Stored records

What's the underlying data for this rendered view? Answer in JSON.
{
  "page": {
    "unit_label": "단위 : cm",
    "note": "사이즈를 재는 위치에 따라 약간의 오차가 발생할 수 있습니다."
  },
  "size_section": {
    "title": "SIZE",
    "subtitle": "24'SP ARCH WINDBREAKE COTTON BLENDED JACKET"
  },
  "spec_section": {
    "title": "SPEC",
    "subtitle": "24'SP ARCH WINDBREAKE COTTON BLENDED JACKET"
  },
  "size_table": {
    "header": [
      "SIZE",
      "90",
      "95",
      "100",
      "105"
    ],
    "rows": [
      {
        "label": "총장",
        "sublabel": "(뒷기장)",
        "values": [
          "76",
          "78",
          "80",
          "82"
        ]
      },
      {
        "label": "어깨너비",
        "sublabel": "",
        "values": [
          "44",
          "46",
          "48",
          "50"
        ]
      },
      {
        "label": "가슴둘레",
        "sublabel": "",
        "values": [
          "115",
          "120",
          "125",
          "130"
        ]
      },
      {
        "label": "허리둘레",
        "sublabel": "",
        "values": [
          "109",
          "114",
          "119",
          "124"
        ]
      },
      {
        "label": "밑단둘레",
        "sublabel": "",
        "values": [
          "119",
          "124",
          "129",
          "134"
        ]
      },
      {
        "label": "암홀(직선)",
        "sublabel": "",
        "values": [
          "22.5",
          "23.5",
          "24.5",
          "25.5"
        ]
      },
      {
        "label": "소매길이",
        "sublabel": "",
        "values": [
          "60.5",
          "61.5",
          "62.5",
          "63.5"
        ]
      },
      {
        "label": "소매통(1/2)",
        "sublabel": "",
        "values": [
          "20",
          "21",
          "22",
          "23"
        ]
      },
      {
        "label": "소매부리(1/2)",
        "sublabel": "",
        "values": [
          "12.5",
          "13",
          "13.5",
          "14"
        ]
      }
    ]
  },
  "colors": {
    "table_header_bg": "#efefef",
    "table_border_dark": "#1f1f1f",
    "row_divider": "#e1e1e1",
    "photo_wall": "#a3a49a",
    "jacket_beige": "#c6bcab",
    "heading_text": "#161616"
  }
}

Exercise prompt
Write out each line of the data above again, exactly as given.

Solved problem
What's the underlying data for this rendered view? Answer in JSON.
{
  "page": {
    "unit_label": "단위 : cm",
    "note": "사이즈를 재는 위치에 따라 약간의 오차가 발생할 수 있습니다."
  },
  "size_section": {
    "title": "SIZE",
    "subtitle": "24'SP ARCH WINDBREAKE COTTON BLENDED JACKET"
  },
  "spec_section": {
    "title": "SPEC",
    "subtitle": "24'SP ARCH WINDBREAKE COTTON BLENDED JACKET"
  },
  "size_table": {
    "header": [
      "SIZE",
      "90",
      "95",
      "100",
      "105"
    ],
    "rows": [
      {
        "label": "총장",
        "sublabel": "(뒷기장)",
        "values": [
          "76",
          "78",
          "80",
          "82"
        ]
      },
      {
        "label": "어깨너비",
        "sublabel": "",
        "values": [
          "44",
          "46",
          "48",
          "50"
        ]
      },
      {
        "label": "가슴둘레",
        "sublabel": "",
        "values": [
          "115",
          "120",
          "125",
          "130"
        ]
      },
      {
        "label": "허리둘레",
        "sublabel": "",
        "values": [
          "109",
          "114",
          "119",
          "124"
        ]
      },
      {
        "label": "밑단둘레",
        "sublabel": "",
        "values": [
          "119",
          "124",
          "129",
          "134"
        ]
      },
      {
        "label": "암홀(직선)",
        "sublabel": "",
        "values": [
          "22.5",
          "23.5",
          "24.5",
          "25.5"
        ]
      },
      {
        "label": "소매길이",
        "sublabel": "",
        "values": [
          "60.5",
          "61.5",
          "62.5",
          "63.5"
        ]
      },
      {
        "label": "소매통(1/2)",
        "sublabel": "",
        "values": [
          "20",
          "21",
          "22",
          "23"
        ]
      },
      {
        "label": "소매부리(1/2)",
        "sublabel": "",
        "values": [
          "12.5",
          "13",
          "13.5",
          "14"
        ]
      }
    ]
  },
  "colors": {
    "table_header_bg": "#efefef",
    "table_border_dark": "#1f1f1f",
    "row_divider": "#e1e1e1",
    "photo_wall": "#a3a49a",
    "jacket_beige": "#c6bcab",
    "heading_text": "#161616"
  }
}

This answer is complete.